◆ **ISTRUZIONE 1**:
Riporta senza alcuna modifica le righe dei record, dall'inizio dei record fino alla riga che contiene "dbmr-logo-subtitle: MARKET RESEARCH", inclusa.

◆ **ESTRATTO DELLA PAGINA**:
* * * * *

Capisco perfettamente questo pensiero!
Bambi, di volta in volta, può essere un capriolo, un daino o un cervo. Nessuno può rimanere indifferente vedendo uno di questi animali ucciso accidentalmente in un incidente stradale o volontariamente nell’esercizio dell’attività venatoria. (Non parlo di uccisione da parte di un bracconiere: è attività illegale! È furto ai danni dello stato e nessuno dovrebbe mai pensare o permettersi di effettuarlo).

Non sono una persona particolarmente sensibile ma credo impossibile non provare emozioni positive vedendo un capriolo che esce dal bosco con passo timido e titubante per iniziare il pascolo, sempre attento a esaminare e cercare di capire ogni rumore o movimento per giudicarne il rischio.

Viene voglia di dirgli: “sta tranquillo! Ci sono qui io a controllare che non ti succeda niente di male!”

Ho visto un branco di cerve all’imbrunire in un pascolo di montagna in primavera: emozione!

Ho incrociato daini maschi in Sardegna che procedevano con passo regale, attenti ma consci della loro forza; di nuovo: emozione!

Quella che nei paesi centro europei viene definita “selvaggina rossa” nel nostro immaginario è l’emblema stesso del bosco, della natura.

Pensiamo al bosco, alla “natura” e ce l’immaginiamo col suo corredo di cervidi!

Rimangono fuori, almeno parzialmente, da questa visione bucolica I cinghiali: neri, brutti, zannuti. Un po’ ci fanno paura! Sono maiali travestiti: se non ci fossero, tutto sommato, non dispiacerebbe!

Più ungulati ci sono più il bosco è sano?

Esistono visioni estremiste: da una parte coloro che negano all’uomo la possibilità di qualsiasi intervento sugli alberi e sugli animali; dall’altra i cacciatori più biechi che reputano che gli animali selvatici, tutti, siano “selvaggina” messa lì per il loro piacere.

Vale la pena fare alcune considerazioni.

* * * * *

◆ **ISTRUZIONE 2**:
Nel testo sui cervidi, in quale regione chi scrive ha incrociato dei daini maschi?

* * * * *

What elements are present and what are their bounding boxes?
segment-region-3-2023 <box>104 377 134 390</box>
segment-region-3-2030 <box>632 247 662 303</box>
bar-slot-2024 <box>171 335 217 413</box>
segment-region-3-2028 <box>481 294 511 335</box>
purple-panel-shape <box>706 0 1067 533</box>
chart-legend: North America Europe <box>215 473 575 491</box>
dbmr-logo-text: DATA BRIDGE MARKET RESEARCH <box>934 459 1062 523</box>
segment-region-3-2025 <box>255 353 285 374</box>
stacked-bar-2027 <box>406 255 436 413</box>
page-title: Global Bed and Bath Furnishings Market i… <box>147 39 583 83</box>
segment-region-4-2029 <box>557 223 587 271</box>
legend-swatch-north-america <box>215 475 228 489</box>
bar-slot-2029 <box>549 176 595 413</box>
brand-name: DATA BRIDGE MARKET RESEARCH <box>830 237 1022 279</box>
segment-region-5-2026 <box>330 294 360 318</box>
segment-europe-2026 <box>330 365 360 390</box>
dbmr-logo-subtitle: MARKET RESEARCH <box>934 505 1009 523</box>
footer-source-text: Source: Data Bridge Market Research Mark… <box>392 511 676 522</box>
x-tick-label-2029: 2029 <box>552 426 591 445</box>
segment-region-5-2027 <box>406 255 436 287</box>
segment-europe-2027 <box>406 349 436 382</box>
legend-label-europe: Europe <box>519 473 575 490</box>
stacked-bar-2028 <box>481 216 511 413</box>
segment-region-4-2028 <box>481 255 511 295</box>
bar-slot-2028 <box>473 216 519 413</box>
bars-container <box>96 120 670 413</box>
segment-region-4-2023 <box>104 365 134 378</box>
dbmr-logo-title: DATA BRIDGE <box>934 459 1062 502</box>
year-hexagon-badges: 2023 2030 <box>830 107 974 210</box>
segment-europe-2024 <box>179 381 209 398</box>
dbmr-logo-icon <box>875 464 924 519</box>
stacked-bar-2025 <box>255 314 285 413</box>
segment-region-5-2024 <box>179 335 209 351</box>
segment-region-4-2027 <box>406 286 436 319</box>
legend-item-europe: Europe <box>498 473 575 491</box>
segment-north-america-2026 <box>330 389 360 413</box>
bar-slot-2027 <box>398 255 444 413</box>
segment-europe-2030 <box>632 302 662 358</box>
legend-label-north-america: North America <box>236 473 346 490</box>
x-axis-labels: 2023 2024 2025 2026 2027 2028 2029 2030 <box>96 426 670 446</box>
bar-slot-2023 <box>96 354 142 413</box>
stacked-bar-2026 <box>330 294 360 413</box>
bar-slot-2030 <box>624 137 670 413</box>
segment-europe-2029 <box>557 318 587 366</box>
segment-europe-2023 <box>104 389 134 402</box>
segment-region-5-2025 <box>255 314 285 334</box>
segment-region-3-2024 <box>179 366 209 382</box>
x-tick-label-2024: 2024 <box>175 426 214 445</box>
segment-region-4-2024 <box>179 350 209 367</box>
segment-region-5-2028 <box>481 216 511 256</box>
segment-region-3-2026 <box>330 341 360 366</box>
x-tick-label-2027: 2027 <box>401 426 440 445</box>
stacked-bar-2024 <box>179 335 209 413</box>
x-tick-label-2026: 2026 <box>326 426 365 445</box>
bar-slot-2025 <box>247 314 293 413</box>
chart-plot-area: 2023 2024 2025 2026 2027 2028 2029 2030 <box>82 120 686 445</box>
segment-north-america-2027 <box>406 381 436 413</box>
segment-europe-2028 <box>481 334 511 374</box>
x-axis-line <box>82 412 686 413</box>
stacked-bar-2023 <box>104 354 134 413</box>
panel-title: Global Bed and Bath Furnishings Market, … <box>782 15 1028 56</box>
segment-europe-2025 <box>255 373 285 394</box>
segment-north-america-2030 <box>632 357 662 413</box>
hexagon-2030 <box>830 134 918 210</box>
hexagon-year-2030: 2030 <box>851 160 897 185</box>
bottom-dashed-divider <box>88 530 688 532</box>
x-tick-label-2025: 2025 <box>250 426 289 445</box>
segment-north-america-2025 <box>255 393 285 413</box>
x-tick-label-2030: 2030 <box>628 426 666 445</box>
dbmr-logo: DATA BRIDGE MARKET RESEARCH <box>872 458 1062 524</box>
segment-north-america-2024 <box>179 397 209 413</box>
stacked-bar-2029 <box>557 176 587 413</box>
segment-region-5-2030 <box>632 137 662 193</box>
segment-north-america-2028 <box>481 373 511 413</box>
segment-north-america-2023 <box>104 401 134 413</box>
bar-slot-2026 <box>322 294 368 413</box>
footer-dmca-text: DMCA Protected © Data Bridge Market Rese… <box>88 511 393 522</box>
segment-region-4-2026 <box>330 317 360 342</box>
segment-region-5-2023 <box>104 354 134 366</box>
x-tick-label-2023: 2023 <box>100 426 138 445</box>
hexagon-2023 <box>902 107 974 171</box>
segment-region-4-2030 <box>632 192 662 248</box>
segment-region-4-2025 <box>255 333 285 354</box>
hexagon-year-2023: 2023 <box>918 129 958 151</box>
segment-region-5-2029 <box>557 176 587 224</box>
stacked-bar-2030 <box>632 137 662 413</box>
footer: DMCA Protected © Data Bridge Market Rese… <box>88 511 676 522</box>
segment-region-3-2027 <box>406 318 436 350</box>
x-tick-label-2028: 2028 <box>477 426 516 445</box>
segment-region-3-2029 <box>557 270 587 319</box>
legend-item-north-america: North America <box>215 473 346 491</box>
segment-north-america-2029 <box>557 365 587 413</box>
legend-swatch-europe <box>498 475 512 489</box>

* * * * *

◆ **RISULTATO DELL'ESERCIZIO 1**:
What elements are present and what are their bounding boxes?
segment-region-3-2023 <box>104 377 134 390</box>
segment-region-3-2030 <box>632 247 662 303</box>
bar-slot-2024 <box>171 335 217 413</box>
segment-region-3-2028 <box>481 294 511 335</box>
purple-panel-shape <box>706 0 1067 533</box>
chart-legend: North America Europe <box>215 473 575 491</box>
dbmr-logo-text: DATA BRIDGE MARKET RESEARCH <box>934 459 1062 523</box>
segment-region-3-2025 <box>255 353 285 374</box>
stacked-bar-2027 <box>406 255 436 413</box>
page-title: Global Bed and Bath Furnishings Market i… <box>147 39 583 83</box>
segment-region-4-2029 <box>557 223 587 271</box>
legend-swatch-north-america <box>215 475 228 489</box>
bar-slot-2029 <box>549 176 595 413</box>
brand-name: DATA BRIDGE MARKET RESEARCH <box>830 237 1022 279</box>
segment-region-5-2026 <box>330 294 360 318</box>
segment-europe-2026 <box>330 365 360 390</box>
dbmr-logo-subtitle: MARKET RESEARCH <box>934 505 1009 523</box>

◆ **RISULTATO DELL'ESERCIZIO 2**:
In Sardegna.